Exercise task: Set down only those lines that fall from the line containing "Give me the" through the line containing "Serialize everything readable", unchanged and without pictures.

Input rows:
◆ ◆ ◆

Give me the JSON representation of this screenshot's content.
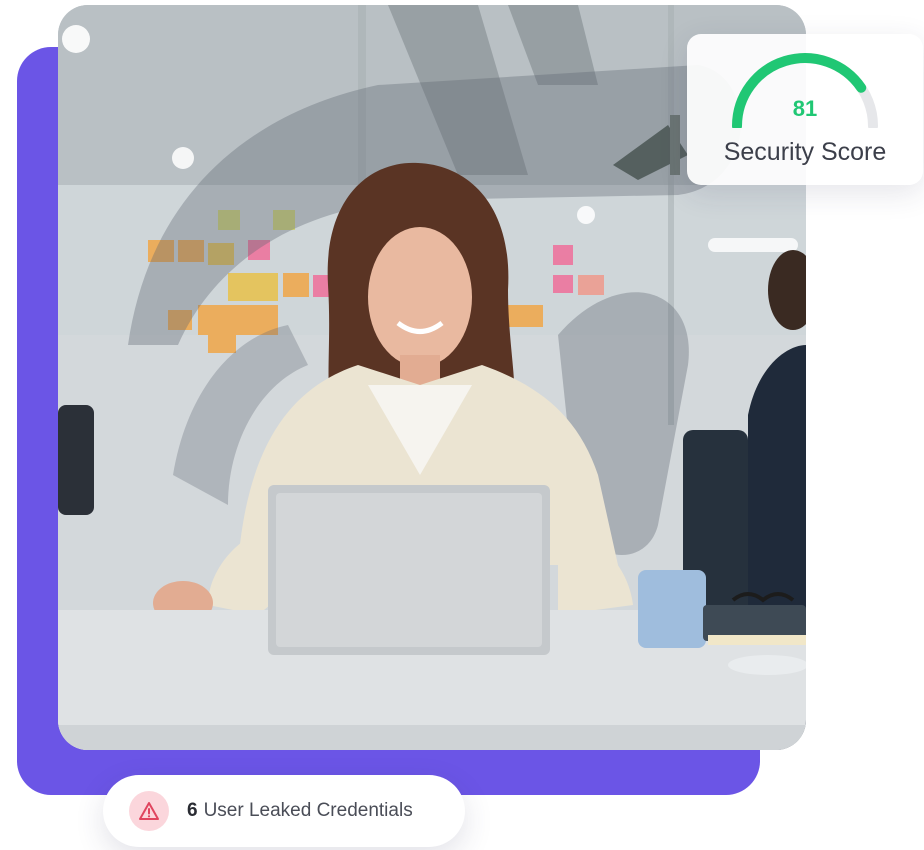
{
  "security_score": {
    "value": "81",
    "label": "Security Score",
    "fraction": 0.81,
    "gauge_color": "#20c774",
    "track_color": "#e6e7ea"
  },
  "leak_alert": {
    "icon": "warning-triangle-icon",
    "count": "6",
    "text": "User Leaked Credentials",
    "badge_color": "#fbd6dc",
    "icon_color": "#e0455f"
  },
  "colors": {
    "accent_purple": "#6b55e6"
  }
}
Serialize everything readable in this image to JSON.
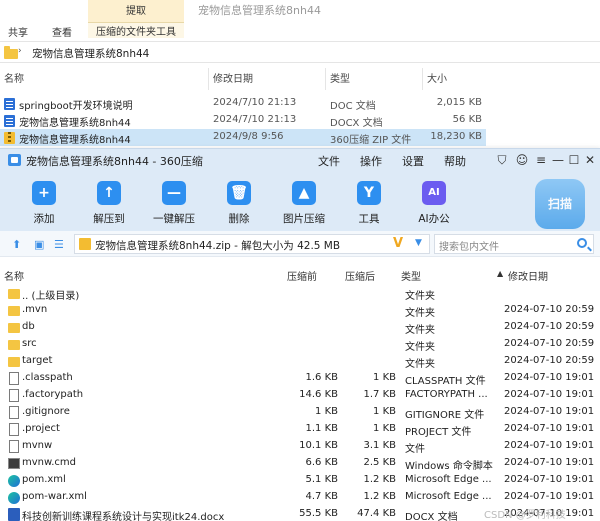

◆ ◆ ◆

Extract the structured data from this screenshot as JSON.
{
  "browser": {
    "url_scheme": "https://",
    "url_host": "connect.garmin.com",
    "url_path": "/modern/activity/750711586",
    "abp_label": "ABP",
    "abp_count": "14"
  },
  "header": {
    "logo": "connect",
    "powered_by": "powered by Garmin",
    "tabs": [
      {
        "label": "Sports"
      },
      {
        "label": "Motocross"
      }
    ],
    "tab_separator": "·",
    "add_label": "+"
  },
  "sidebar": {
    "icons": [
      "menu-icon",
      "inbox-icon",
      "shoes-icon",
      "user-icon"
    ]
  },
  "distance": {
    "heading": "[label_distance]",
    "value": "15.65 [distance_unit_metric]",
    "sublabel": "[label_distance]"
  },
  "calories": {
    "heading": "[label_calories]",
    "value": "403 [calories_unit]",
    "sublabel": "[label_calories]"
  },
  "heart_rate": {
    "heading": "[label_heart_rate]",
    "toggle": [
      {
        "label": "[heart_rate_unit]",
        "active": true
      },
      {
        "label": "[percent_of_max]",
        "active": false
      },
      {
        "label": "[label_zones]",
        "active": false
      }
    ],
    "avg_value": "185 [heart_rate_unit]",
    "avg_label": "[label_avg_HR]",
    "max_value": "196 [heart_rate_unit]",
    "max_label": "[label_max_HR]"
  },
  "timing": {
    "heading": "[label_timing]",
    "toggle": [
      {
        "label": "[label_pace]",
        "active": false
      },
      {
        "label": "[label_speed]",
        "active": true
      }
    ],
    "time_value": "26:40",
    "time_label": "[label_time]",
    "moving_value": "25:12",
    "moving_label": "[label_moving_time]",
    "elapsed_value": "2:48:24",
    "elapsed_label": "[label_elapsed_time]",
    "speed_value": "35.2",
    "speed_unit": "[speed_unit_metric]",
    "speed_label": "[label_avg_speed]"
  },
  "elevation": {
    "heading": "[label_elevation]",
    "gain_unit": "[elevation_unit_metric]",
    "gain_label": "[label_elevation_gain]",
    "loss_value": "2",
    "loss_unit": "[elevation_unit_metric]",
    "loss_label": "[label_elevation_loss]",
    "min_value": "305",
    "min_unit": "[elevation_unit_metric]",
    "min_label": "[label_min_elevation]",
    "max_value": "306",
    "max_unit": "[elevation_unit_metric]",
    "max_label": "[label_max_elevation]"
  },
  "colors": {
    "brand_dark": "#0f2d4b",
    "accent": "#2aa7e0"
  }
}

◆ ◆ ◆

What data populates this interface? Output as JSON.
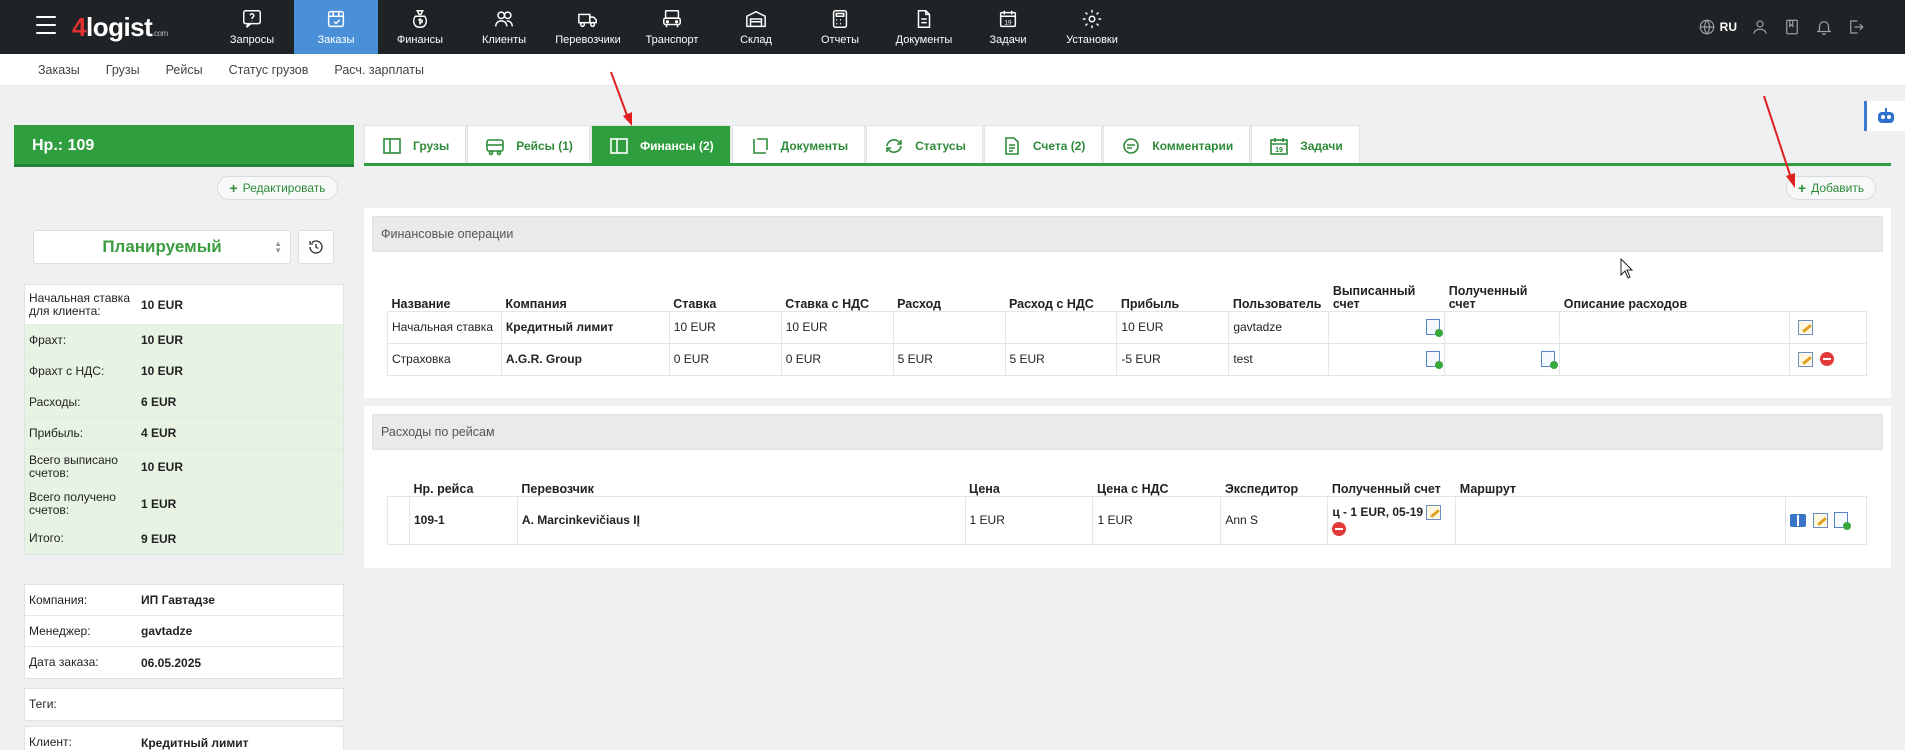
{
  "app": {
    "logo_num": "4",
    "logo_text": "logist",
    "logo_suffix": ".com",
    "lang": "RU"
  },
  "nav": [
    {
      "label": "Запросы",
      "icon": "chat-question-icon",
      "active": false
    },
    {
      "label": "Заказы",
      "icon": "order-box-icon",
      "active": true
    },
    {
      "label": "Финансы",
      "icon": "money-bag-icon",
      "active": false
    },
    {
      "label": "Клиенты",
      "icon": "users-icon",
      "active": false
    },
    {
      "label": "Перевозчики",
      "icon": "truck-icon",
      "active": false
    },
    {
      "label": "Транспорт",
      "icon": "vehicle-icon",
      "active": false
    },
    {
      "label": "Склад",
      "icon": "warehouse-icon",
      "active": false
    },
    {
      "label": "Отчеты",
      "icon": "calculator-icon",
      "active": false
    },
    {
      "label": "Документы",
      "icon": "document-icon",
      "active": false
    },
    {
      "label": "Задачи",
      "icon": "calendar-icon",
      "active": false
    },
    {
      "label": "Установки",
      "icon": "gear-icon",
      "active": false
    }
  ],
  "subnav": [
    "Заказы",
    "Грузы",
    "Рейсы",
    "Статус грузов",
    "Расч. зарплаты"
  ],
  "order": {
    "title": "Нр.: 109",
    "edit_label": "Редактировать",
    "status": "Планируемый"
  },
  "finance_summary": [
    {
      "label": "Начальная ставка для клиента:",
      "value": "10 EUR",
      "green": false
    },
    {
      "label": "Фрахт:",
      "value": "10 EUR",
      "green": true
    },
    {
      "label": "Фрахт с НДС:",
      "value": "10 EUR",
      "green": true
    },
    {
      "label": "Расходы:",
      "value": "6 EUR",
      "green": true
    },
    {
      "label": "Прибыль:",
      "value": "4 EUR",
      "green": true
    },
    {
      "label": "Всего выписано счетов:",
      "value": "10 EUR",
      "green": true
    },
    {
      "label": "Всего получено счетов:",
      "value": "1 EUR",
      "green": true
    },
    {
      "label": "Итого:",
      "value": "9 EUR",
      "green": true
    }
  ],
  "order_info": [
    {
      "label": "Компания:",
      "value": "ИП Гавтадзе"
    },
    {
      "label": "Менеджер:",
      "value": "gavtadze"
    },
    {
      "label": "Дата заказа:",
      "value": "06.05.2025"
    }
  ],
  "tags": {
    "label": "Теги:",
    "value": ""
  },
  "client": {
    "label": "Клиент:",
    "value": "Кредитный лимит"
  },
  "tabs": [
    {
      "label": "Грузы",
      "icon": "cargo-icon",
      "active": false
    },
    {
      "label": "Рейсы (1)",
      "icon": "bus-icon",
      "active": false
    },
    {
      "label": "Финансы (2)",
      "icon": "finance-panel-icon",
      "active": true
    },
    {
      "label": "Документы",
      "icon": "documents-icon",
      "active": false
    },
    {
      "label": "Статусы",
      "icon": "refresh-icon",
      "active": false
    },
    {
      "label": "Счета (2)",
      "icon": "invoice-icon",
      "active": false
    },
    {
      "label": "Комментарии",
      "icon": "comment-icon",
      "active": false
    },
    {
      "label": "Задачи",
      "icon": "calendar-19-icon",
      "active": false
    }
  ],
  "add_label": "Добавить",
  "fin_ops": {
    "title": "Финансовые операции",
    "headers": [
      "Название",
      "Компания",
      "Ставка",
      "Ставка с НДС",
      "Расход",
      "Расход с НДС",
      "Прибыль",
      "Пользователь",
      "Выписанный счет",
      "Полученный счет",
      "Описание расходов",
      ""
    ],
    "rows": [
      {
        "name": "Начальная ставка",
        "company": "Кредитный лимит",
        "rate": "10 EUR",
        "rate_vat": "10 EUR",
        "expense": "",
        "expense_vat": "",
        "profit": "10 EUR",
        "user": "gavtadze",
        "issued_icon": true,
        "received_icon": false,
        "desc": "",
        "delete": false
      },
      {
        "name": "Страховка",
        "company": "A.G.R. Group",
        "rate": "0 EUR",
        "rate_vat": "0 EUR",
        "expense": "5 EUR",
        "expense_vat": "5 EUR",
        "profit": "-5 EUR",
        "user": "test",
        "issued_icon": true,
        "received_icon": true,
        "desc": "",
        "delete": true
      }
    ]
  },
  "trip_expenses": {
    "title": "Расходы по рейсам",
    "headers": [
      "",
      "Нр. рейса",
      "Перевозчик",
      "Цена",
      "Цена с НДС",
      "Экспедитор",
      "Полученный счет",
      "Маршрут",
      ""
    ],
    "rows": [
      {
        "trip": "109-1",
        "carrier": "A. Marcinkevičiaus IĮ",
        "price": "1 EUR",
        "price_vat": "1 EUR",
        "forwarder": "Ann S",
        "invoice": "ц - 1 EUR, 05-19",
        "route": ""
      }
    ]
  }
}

◆ ◆ ◆

Full output:
Give me the JSON representation of this screenshot's content.
{
  "security_score": {
    "value": "81",
    "label": "Security Score",
    "fraction": 0.81,
    "gauge_color": "#20c774",
    "track_color": "#e6e7ea"
  },
  "leak_alert": {
    "icon": "warning-triangle-icon",
    "count": "6",
    "text": "User Leaked Credentials",
    "badge_color": "#fbd6dc",
    "icon_color": "#e0455f"
  },
  "colors": {
    "accent_purple": "#6b55e6"
  }
}
Serialize everything readable in this image to JSON.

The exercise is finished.